Exercise:
Each line of the listing that contains the word "posts" is to be copied.

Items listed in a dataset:

▬▬▬▬▬▬

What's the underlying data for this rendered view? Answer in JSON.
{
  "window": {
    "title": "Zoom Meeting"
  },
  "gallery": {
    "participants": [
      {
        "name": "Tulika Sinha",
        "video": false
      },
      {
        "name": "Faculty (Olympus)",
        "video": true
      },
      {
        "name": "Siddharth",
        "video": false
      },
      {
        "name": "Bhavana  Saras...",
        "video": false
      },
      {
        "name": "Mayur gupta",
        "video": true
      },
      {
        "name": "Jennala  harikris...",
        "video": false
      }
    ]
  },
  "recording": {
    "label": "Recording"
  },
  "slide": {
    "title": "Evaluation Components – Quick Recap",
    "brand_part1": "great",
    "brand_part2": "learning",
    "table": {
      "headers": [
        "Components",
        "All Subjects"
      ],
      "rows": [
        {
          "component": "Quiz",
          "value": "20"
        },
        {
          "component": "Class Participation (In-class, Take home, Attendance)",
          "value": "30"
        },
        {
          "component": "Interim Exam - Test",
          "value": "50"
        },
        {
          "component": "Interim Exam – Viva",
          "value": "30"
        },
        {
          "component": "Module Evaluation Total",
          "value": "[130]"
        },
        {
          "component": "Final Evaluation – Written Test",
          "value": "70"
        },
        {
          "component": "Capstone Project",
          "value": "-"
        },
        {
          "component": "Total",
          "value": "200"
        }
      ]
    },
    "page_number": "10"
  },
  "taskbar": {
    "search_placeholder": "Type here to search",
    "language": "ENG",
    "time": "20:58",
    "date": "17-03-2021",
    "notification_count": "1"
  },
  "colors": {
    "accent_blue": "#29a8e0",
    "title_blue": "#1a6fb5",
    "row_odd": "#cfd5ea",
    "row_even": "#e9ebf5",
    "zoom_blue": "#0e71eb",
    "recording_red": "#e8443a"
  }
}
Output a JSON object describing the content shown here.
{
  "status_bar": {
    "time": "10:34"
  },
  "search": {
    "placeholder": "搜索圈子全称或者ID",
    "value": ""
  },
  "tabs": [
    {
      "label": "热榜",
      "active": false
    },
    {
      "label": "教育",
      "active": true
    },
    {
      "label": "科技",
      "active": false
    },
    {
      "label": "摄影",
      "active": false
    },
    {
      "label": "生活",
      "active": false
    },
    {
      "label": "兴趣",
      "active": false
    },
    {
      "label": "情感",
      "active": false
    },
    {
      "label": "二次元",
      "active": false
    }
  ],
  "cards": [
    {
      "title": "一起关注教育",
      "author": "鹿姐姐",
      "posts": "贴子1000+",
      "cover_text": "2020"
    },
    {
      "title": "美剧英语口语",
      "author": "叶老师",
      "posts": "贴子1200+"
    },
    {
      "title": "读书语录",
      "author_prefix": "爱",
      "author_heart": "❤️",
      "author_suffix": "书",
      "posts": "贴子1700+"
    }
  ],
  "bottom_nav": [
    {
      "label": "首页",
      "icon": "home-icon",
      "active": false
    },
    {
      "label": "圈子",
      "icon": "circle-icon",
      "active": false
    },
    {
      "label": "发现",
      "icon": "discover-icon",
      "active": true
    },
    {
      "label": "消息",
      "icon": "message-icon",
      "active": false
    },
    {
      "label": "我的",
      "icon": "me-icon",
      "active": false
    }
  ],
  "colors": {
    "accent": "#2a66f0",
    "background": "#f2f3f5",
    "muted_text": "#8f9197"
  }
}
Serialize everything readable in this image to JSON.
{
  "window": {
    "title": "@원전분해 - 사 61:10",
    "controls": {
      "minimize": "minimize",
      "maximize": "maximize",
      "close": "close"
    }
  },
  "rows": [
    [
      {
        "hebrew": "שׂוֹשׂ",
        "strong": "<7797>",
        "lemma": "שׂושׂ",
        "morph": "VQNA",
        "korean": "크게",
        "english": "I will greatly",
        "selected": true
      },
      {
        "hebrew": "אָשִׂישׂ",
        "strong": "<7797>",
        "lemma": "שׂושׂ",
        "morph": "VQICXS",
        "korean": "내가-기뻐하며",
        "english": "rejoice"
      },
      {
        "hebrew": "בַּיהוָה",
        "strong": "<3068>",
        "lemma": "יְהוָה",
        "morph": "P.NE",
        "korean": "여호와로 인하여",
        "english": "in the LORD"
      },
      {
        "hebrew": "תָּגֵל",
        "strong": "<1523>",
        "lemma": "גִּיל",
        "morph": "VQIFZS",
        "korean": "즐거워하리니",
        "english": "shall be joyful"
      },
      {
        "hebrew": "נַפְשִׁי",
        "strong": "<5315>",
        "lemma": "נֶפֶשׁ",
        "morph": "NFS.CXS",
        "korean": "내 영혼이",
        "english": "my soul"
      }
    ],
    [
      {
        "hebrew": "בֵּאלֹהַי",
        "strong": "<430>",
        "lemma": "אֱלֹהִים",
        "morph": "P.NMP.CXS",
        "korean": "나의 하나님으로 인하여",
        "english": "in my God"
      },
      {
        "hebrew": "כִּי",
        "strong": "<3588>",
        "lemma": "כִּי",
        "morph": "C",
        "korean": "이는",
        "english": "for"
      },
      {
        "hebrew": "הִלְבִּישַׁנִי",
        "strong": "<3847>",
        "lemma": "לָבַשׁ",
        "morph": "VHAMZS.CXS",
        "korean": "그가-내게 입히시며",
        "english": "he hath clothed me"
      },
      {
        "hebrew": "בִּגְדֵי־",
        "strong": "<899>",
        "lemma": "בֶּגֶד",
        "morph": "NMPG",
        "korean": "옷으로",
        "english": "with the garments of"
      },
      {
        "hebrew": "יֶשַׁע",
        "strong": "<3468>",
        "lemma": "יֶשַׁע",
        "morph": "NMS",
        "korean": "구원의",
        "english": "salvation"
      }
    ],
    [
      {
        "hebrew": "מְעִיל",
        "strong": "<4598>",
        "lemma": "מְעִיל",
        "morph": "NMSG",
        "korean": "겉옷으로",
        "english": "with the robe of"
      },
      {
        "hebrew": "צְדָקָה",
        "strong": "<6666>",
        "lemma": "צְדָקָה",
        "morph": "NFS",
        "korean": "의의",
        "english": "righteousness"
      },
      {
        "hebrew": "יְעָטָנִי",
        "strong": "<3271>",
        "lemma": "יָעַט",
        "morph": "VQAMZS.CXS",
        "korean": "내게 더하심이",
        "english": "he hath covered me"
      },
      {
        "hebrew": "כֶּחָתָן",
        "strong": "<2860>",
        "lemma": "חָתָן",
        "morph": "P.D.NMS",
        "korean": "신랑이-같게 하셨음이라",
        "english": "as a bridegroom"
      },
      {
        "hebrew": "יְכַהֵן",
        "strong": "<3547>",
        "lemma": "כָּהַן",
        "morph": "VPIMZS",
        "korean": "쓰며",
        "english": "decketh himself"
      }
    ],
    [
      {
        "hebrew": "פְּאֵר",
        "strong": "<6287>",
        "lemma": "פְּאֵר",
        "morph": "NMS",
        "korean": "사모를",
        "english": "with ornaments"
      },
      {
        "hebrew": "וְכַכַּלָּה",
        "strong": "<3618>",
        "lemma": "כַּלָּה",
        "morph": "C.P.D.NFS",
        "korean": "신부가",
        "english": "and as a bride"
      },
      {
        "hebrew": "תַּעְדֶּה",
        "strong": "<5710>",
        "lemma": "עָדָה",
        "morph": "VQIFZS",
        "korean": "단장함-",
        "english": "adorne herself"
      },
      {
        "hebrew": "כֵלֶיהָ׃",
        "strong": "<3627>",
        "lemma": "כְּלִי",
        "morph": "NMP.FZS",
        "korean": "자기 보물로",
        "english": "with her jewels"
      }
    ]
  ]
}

▬▬▬▬▬▬

Finished exercise:
      "posts": "贴子1000+",
      "posts": "贴子1200+"
      "posts": "贴子1700+"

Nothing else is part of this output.